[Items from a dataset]
——————

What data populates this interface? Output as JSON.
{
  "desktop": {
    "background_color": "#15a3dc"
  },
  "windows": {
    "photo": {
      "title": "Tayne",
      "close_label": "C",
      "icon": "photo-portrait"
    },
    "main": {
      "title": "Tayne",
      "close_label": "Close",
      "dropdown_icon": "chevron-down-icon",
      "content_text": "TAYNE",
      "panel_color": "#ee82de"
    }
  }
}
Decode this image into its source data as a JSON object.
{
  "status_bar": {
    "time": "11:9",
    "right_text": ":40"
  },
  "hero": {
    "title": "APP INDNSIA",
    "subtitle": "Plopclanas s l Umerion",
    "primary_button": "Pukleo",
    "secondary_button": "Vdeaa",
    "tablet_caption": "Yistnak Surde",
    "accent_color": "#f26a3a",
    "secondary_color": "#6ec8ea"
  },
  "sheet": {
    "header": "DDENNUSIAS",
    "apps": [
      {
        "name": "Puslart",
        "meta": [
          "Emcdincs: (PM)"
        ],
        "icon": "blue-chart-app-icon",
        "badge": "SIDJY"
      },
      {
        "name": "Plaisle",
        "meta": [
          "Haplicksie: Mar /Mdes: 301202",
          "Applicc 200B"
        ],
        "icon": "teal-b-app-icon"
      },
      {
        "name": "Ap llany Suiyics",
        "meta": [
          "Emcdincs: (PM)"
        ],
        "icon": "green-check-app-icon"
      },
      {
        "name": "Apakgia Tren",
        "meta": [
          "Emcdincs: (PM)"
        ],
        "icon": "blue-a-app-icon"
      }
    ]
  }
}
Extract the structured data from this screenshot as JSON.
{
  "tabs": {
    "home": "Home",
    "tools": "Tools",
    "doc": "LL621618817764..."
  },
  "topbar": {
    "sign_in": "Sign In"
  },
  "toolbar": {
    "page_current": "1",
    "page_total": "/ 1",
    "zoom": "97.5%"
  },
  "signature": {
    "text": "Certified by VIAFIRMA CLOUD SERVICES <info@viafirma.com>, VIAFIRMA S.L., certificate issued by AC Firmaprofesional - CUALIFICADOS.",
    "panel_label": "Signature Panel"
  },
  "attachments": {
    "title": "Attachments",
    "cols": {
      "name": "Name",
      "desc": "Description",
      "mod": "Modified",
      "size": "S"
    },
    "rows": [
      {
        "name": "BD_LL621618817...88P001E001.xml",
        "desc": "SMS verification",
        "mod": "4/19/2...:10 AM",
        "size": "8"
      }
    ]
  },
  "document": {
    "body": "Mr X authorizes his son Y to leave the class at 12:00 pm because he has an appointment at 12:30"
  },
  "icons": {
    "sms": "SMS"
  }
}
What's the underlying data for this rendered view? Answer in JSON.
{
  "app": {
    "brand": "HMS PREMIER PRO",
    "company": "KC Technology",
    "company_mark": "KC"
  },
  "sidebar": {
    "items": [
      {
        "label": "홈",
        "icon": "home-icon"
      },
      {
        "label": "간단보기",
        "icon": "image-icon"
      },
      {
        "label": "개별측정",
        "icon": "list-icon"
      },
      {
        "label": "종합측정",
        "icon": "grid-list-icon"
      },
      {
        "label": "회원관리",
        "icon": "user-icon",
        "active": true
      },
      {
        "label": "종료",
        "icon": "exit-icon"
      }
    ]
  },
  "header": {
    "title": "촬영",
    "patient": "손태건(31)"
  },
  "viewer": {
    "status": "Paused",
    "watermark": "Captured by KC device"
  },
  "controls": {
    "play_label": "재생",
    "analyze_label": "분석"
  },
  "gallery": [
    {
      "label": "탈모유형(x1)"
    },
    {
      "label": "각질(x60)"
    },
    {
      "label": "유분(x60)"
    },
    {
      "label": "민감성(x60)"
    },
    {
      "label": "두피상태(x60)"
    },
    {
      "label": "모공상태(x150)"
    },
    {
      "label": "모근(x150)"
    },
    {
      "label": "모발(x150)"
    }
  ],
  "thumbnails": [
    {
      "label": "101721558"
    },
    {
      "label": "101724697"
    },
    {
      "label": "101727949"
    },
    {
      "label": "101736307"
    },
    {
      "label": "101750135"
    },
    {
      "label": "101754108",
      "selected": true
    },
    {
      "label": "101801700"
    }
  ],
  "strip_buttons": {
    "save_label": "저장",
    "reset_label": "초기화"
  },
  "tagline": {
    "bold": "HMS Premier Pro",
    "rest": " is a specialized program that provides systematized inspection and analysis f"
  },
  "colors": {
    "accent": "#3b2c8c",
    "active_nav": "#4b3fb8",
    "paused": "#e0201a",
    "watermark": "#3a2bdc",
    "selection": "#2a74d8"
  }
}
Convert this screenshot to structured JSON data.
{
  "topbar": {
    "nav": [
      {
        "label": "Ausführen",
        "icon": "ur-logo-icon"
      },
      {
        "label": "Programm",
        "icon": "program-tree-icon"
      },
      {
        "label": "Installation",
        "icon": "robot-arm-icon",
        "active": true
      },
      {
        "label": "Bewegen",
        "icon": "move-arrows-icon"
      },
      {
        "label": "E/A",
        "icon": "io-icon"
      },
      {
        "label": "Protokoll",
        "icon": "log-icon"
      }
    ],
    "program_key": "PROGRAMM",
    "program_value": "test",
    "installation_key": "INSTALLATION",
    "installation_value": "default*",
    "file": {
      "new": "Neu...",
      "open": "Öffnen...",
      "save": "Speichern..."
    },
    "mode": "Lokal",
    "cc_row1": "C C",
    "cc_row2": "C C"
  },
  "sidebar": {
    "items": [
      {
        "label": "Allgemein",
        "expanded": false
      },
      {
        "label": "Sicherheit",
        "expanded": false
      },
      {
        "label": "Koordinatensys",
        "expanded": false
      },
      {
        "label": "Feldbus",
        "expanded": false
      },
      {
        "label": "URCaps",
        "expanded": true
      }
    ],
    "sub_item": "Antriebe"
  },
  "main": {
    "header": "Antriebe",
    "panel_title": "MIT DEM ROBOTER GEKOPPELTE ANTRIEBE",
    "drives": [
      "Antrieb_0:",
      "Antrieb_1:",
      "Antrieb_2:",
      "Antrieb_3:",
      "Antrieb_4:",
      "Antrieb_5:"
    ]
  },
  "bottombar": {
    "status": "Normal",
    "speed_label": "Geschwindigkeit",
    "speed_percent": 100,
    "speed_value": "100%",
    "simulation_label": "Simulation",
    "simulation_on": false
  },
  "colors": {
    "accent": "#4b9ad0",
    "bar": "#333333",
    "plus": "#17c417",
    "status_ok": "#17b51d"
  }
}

——————

* _Exercise_:
Write out every line of the entries that holds the word "header".

* _Task solution_:
    "header": "DDENNUSIAS",
  "header": {
    "header": "Antriebe",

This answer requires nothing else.